_What you need to do_: Lines containing the word "LOGO" should be extracted in full.

--- start Information supplied ---

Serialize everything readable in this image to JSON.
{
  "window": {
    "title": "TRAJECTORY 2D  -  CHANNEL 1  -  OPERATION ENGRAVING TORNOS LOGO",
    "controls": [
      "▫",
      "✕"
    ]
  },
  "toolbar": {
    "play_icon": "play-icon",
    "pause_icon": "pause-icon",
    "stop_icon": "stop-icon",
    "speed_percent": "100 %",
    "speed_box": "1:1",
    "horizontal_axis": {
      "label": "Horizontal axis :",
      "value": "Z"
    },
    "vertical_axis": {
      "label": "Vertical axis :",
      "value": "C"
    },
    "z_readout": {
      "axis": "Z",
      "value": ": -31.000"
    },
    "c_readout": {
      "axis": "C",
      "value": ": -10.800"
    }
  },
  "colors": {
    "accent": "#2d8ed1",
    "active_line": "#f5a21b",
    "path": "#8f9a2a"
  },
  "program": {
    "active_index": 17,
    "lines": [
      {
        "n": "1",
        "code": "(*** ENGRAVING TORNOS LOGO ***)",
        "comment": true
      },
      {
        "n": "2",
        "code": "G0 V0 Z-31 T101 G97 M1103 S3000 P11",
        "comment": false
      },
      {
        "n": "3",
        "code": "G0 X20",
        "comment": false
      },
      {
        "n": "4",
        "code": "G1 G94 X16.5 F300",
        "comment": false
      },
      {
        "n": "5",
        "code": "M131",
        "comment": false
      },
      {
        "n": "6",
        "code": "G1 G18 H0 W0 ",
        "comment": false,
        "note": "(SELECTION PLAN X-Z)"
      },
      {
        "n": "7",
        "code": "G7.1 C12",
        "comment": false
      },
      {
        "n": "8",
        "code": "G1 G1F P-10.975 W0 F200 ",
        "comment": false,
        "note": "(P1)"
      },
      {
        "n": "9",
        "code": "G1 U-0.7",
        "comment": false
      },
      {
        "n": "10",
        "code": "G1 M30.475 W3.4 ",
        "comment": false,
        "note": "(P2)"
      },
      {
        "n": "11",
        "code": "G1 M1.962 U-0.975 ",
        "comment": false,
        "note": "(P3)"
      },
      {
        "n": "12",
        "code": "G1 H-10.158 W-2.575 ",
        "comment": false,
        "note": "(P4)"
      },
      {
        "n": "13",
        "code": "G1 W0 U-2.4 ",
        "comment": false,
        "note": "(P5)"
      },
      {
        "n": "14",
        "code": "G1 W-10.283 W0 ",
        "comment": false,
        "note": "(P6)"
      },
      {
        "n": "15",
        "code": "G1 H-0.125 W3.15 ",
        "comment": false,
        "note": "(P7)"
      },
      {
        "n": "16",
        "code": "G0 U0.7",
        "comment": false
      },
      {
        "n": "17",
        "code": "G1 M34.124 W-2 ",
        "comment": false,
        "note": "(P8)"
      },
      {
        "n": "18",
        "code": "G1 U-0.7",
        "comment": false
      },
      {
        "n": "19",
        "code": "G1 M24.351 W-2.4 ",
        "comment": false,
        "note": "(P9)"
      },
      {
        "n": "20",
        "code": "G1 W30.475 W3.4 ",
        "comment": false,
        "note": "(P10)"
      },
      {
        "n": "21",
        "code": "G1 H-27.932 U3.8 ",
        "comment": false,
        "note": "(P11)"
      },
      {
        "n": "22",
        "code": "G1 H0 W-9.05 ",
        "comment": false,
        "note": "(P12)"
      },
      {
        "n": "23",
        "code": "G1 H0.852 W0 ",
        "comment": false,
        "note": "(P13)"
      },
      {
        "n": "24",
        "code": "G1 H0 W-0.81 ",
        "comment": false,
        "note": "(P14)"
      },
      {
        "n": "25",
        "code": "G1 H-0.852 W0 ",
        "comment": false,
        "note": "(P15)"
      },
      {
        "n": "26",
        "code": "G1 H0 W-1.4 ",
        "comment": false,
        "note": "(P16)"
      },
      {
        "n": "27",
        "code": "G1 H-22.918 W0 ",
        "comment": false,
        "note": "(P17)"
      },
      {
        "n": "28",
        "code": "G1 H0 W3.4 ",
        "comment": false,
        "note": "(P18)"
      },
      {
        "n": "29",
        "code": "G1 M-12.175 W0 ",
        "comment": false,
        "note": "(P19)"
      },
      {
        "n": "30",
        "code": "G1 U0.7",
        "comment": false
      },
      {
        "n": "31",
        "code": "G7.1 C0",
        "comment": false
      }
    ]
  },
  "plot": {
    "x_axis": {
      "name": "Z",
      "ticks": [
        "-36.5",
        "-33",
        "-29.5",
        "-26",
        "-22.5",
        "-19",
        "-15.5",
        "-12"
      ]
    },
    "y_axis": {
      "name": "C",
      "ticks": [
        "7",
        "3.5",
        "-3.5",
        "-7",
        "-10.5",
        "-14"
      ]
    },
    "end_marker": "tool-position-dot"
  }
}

--- end Information supplied ---

_The output_:
    "title": "TRAJECTORY 2D  -  CHANNEL 1  -  OPERATION ENGRAVING TORNOS LOGO",
        "code": "(*** ENGRAVING TORNOS LOGO ***)",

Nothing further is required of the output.